Data items
"""

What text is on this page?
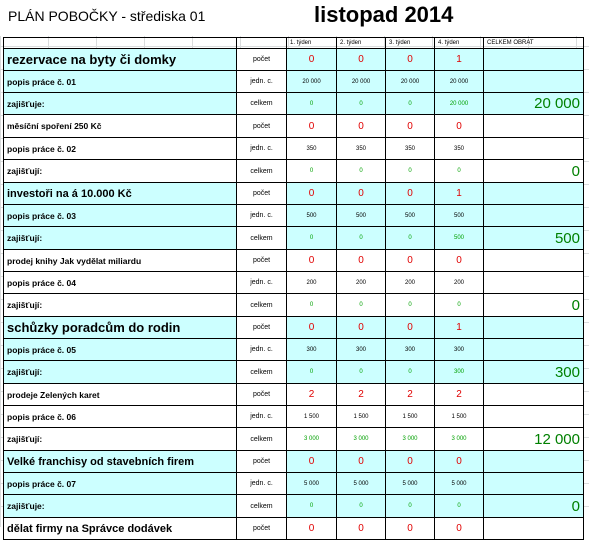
PLÁN POBOČKY - střediska 01	listopad 2014
		1. týden	2. týden	3. týden	4. týden	CELKEM OBRAT
rezervace na byty či domky	počet	0	0	0	1	
popis práce č. 01	jedn. c.	20 000	20 000	20 000	20 000	
zajišťuje:	celkem	0	0	0	20 000	20 000
měsíční spoření 250 Kč	počet	0	0	0	0	
popis práce č. 02	jedn. c.	350	350	350	350	
zajišťují:	celkem	0	0	0	0	0
investoři na á 10.000 Kč	počet	0	0	0	1	
popis práce č. 03	jedn. c.	500	500	500	500	
zajišťují:	celkem	0	0	0	500	500
prodej knihy Jak vydělat miliardu	počet	0	0	0	0	
popis práce č. 04	jedn. c.	200	200	200	200	
zajišťují:	celkem	0	0	0	0	0
schůzky poradcům do rodin	počet	0	0	0	1	
popis práce č. 05	jedn. c.	300	300	300	300	
zajišťují:	celkem	0	0	0	300	300
prodeje Zelených karet	počet	2	2	2	2	
popis práce č. 06	jedn. c.	1 500	1 500	1 500	1 500	
zajišťují:	celkem	3 000	3 000	3 000	3 000	12 000
Velké franchisy od stavebních firem	počet	0	0	0	0	
popis práce č. 07	jedn. c.	5 000	5 000	5 000	5 000	
zajišťuje:	celkem	0	0	0	0	0
dělat firmy na Správce dodávek	počet	0	0	0	0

"""

Identify each line containing the string "zajišťuje" and copy it out.

The output:
zajišťuje:	celkem	0	0	0	20 000	20 000
zajišťuje:	celkem	0	0	0	0	0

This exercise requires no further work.